▶ **Task**
Go through the records and show each line where the word "JSON" occurs.

▶ **Material to process**
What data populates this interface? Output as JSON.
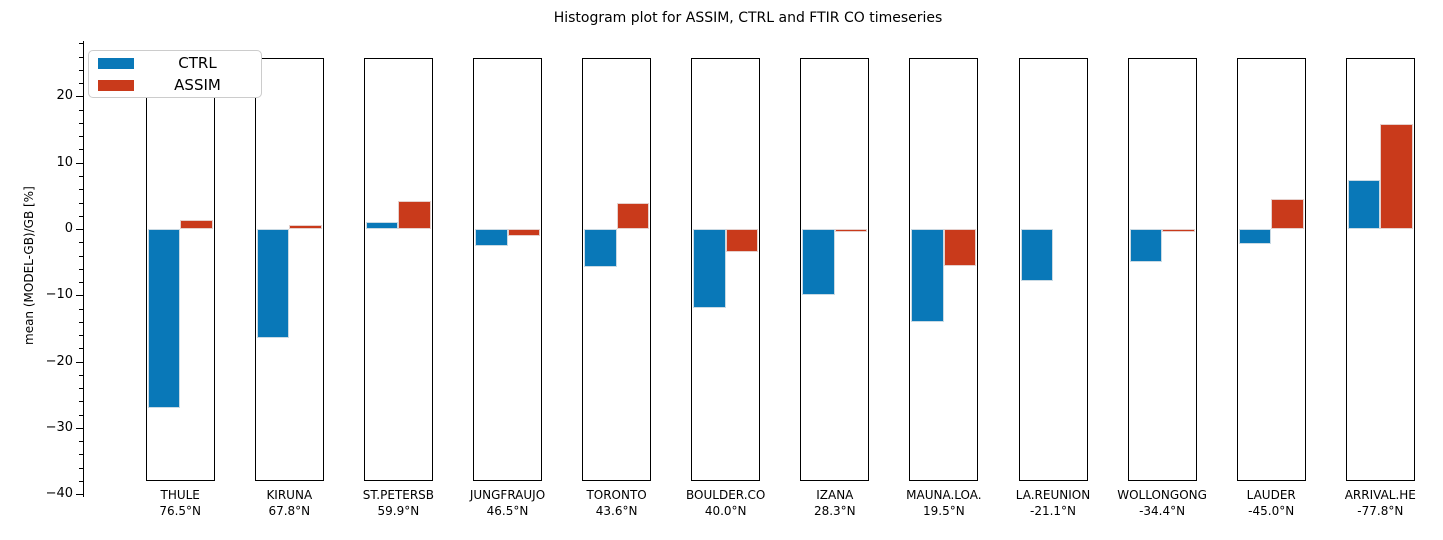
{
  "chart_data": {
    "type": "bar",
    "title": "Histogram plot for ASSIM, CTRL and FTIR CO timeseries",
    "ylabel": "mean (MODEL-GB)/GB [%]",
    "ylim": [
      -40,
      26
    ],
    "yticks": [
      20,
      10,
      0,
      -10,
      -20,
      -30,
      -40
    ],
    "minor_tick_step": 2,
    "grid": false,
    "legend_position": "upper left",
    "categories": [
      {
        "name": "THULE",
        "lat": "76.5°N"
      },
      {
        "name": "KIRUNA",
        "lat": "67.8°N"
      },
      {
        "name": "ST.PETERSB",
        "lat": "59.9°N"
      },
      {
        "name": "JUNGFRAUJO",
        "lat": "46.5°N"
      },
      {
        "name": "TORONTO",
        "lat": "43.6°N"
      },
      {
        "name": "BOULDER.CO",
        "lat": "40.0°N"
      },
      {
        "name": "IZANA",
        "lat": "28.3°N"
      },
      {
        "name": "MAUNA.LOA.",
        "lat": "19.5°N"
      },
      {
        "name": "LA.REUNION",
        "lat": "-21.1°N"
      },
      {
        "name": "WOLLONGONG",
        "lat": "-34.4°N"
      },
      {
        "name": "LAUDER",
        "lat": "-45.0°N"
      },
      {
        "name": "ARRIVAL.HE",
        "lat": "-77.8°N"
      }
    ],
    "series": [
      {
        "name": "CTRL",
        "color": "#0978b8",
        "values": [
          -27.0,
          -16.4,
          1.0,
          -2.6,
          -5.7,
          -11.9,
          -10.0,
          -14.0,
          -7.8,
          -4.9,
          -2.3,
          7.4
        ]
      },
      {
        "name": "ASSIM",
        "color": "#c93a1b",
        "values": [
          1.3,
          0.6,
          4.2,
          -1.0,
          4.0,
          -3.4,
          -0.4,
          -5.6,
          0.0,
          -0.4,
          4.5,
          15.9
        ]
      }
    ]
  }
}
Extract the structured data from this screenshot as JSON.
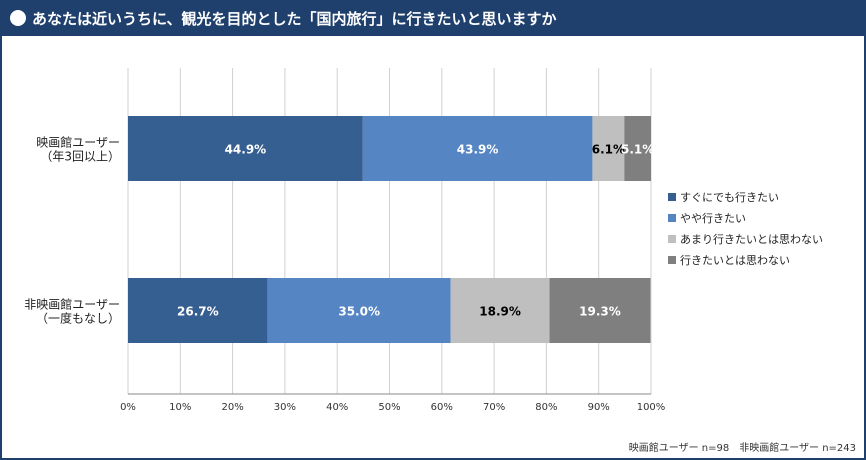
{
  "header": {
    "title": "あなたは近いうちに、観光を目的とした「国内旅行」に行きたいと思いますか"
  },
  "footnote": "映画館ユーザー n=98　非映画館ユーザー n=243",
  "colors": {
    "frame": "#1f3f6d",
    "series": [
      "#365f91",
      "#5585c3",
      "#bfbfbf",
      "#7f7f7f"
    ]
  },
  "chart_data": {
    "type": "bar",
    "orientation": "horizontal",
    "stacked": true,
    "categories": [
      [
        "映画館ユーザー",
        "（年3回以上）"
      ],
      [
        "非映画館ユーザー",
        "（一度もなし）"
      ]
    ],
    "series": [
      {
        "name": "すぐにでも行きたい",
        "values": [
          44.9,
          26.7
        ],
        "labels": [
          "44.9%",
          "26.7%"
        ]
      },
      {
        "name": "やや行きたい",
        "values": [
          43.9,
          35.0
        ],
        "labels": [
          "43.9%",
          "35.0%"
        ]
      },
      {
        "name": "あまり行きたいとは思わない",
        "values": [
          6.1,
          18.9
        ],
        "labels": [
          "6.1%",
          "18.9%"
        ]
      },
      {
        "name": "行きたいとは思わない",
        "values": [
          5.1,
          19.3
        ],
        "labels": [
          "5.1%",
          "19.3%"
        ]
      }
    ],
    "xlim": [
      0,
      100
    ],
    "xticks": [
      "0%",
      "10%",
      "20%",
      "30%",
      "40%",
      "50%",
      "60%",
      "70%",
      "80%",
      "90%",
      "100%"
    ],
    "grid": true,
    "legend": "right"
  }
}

▶ **Final result**
What data populates this interface? Output as JSON.
Extract the structured data from this screenshot as JSON.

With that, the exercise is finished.